DATASET EXCERPTS:

■ ■ ■ ■ ■ ■ ■

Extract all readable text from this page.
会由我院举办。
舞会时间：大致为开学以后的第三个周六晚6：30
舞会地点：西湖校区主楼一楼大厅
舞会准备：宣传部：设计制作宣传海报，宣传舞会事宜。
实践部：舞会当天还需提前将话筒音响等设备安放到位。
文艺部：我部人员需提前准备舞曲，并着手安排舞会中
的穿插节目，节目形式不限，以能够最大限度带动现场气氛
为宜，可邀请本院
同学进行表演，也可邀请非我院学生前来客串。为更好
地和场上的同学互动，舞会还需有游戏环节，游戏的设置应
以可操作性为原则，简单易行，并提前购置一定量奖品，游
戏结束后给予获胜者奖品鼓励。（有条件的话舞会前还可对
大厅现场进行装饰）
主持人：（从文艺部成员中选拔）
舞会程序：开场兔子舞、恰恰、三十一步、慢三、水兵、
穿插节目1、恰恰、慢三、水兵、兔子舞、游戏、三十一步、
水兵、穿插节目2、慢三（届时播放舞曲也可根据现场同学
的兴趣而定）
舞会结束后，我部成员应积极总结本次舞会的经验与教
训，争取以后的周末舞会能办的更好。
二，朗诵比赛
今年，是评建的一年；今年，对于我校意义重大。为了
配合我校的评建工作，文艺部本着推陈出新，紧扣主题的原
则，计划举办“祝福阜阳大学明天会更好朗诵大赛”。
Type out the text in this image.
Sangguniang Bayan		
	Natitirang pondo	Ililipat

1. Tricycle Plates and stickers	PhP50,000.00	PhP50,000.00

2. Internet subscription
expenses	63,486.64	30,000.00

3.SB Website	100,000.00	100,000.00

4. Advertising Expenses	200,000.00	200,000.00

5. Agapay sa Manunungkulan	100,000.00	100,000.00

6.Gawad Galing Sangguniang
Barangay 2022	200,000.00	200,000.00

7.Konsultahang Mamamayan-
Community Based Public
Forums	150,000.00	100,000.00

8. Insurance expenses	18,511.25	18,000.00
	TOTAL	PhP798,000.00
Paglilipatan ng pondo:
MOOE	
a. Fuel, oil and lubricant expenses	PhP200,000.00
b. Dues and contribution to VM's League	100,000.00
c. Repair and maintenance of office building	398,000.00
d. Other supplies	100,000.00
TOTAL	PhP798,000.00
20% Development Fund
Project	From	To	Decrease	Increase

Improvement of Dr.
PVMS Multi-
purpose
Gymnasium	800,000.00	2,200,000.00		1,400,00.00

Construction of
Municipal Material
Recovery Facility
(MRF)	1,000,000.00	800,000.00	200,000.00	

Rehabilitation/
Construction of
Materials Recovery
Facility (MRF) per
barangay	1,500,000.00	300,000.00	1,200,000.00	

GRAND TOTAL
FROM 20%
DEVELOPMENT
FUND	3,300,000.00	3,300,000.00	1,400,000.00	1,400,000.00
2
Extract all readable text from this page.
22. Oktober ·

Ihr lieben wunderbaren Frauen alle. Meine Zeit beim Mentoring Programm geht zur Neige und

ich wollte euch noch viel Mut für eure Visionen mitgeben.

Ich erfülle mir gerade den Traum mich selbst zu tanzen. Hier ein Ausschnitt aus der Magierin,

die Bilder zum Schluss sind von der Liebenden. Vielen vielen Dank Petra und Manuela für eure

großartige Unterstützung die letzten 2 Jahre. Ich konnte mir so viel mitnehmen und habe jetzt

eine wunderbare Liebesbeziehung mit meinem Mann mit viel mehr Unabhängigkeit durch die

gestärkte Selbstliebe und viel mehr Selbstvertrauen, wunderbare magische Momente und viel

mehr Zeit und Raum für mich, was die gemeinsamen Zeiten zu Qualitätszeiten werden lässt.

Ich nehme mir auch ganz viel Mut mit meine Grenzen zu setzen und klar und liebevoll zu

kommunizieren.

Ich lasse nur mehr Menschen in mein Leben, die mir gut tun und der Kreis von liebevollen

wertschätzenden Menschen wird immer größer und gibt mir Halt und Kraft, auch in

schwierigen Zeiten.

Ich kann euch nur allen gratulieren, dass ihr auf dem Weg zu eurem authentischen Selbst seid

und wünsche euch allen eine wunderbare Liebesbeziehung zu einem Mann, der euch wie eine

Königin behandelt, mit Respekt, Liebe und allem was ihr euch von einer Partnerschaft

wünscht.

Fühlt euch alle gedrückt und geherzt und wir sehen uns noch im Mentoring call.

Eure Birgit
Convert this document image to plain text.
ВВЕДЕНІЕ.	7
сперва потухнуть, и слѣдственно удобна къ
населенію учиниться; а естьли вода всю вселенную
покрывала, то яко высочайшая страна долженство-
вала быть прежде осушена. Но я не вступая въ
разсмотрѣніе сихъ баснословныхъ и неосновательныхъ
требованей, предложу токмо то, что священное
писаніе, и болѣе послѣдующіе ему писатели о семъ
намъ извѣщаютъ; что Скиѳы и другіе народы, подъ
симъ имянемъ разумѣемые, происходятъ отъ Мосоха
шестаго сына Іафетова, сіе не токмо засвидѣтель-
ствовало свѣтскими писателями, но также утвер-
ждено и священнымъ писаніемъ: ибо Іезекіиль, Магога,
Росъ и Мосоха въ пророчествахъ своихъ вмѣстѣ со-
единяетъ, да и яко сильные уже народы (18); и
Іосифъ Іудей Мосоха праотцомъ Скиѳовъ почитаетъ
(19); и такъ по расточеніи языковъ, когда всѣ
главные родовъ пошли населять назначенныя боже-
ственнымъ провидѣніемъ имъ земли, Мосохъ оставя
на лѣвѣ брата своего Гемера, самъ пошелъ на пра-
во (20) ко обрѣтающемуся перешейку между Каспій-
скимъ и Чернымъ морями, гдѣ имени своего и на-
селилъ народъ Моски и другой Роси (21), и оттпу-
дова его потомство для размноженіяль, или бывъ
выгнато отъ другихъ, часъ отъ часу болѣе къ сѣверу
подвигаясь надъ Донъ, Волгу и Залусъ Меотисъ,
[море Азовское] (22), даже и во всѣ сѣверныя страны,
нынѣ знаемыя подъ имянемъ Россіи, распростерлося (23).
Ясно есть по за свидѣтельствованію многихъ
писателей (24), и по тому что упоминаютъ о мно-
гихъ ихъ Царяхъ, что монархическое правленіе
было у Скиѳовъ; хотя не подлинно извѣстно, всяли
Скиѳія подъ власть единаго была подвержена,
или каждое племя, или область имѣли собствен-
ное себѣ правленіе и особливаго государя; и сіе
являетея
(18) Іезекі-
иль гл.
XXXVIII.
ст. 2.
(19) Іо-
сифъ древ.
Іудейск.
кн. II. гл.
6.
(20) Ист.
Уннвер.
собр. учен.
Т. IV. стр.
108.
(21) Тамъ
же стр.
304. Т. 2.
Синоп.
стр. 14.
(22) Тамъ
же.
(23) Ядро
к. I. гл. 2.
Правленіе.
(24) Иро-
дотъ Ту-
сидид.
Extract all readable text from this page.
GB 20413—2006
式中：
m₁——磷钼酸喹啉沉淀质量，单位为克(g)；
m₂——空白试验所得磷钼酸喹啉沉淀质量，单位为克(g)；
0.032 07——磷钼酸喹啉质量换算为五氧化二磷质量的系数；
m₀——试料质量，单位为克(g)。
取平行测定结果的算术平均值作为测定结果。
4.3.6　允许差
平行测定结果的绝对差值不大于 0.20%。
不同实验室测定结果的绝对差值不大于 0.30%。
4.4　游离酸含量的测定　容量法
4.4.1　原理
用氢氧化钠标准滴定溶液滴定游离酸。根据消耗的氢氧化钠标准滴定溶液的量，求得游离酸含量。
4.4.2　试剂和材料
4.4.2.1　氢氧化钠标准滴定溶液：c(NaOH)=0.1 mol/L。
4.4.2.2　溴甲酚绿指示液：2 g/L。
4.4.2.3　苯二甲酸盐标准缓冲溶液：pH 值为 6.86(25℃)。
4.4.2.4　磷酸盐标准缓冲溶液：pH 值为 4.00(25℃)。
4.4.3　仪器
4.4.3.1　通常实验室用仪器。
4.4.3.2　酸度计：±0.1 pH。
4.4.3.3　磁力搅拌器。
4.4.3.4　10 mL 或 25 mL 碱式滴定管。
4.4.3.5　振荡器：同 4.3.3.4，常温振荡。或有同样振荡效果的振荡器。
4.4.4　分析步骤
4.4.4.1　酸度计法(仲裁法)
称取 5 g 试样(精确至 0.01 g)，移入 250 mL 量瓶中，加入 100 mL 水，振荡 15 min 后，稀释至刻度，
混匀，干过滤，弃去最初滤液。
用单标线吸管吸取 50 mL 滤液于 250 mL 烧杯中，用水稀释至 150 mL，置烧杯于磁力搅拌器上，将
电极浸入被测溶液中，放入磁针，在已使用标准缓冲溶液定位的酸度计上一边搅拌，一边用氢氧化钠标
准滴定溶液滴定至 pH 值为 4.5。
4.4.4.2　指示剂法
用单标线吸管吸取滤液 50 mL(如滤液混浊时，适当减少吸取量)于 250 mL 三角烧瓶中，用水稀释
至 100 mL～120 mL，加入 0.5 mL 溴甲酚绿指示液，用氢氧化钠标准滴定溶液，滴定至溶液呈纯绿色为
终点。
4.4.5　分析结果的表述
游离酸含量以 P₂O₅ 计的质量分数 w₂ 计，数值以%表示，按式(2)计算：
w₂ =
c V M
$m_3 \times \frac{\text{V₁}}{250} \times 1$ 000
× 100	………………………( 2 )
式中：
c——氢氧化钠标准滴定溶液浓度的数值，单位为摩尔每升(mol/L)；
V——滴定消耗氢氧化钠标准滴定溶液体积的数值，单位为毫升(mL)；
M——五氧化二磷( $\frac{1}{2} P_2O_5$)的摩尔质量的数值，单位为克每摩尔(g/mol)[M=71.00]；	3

■ ■ ■ ■ ■ ■ ■

WRITTEN INSTRUCTION: Collect from the data above every line that includes "noch".

SOLUTION:
ich wollte euch noch viel Mut für eure Visionen mitgeben.
Fühlt euch alle gedrückt und geherzt und wir sehen uns noch im Mentoring call.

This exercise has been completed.